> REQUIRED TASK
Locate the string "name" in the records below. Copy every line where it occurs.
§ §
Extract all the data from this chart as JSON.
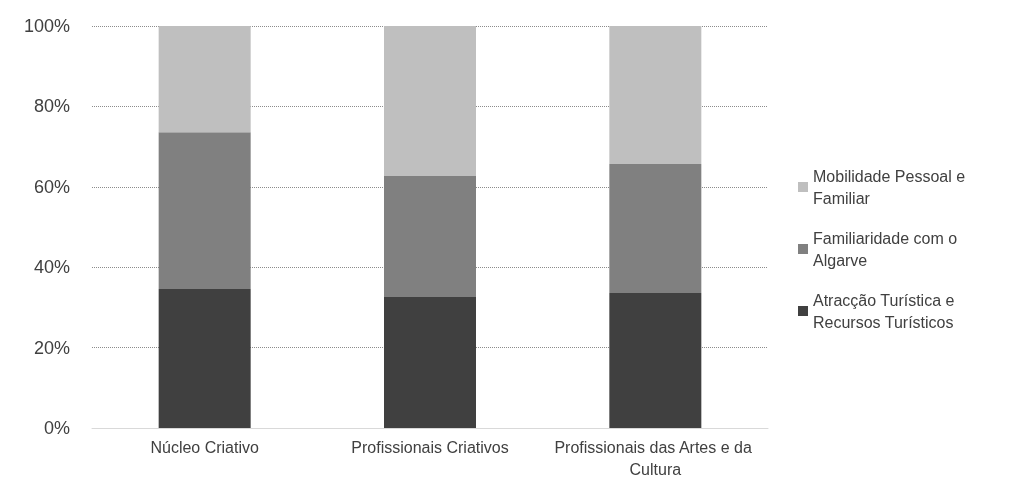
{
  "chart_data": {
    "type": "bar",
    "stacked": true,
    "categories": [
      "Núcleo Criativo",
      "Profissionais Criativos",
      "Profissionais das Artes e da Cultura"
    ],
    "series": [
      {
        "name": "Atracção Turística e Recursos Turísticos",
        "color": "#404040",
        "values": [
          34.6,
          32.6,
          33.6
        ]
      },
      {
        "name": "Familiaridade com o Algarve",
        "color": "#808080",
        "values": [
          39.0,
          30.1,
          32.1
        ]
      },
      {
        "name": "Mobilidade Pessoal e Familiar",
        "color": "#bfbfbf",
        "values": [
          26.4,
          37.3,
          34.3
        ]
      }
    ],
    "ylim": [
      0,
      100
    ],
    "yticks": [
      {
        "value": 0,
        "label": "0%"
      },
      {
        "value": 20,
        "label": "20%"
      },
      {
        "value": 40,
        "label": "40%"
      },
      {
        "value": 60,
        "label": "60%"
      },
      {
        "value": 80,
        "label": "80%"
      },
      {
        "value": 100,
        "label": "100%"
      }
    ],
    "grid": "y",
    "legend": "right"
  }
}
§ §
> COMPLETED EXERCISE
        "name": "Atracção Turística e Recursos Turísticos",
        "name": "Familiaridade com o Algarve",
        "name": "Mobilidade Pessoal e Familiar",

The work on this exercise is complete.